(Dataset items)
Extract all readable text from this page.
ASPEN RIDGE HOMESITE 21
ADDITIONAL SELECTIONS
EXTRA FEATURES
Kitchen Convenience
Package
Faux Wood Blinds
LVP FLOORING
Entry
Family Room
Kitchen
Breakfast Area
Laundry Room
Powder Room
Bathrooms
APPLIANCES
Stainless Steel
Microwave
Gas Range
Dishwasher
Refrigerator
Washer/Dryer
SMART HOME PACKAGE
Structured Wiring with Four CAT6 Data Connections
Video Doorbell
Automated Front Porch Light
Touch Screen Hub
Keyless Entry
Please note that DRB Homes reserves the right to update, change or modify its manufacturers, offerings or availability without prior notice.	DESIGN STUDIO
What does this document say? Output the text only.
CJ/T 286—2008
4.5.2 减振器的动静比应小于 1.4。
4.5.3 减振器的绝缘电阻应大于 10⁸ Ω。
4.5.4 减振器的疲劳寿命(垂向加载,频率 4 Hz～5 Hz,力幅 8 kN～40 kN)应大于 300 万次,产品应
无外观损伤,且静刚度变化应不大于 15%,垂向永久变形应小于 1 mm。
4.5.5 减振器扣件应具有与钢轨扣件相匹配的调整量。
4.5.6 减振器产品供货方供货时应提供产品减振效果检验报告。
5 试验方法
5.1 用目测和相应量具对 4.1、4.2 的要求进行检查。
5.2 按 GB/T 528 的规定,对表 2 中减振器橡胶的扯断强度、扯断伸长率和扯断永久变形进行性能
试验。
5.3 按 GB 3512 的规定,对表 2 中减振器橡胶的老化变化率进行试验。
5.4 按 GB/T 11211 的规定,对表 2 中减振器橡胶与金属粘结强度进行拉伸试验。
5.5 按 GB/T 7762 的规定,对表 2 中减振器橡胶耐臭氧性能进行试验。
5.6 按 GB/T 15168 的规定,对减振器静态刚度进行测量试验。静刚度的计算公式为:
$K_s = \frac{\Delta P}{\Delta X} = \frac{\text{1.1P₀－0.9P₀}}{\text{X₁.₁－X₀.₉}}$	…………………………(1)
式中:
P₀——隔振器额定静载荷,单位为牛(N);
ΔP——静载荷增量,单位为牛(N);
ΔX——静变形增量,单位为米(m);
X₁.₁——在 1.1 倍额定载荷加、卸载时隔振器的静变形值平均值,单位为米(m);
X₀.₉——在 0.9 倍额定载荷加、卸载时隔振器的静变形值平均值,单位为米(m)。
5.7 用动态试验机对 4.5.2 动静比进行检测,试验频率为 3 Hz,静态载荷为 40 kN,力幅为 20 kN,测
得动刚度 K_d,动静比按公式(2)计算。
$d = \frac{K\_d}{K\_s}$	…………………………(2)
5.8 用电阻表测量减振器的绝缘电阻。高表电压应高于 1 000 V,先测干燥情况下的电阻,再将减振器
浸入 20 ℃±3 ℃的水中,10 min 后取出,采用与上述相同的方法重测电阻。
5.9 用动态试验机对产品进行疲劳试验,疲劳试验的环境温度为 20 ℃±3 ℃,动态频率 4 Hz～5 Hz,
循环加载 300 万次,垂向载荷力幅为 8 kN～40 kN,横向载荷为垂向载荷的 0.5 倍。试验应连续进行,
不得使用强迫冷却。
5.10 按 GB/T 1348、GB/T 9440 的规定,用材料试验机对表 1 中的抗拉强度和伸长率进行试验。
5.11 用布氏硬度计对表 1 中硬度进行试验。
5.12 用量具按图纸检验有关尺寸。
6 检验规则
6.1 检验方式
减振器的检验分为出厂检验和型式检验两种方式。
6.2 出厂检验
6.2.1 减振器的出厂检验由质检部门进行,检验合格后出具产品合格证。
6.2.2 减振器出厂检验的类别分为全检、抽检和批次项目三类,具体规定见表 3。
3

**DESCRIPTION OF THE TASK**
Pull out all lines containing the word "单位为米" from the entries above.

**REPLY TO THE EXERCISE**
ΔX——静变形增量,单位为米(m);
X₁.₁——在 1.1 倍额定载荷加、卸载时隔振器的静变形值平均值,单位为米(m);
X₀.₉——在 0.9 倍额定载荷加、卸载时隔振器的静变形值平均值,单位为米(m)。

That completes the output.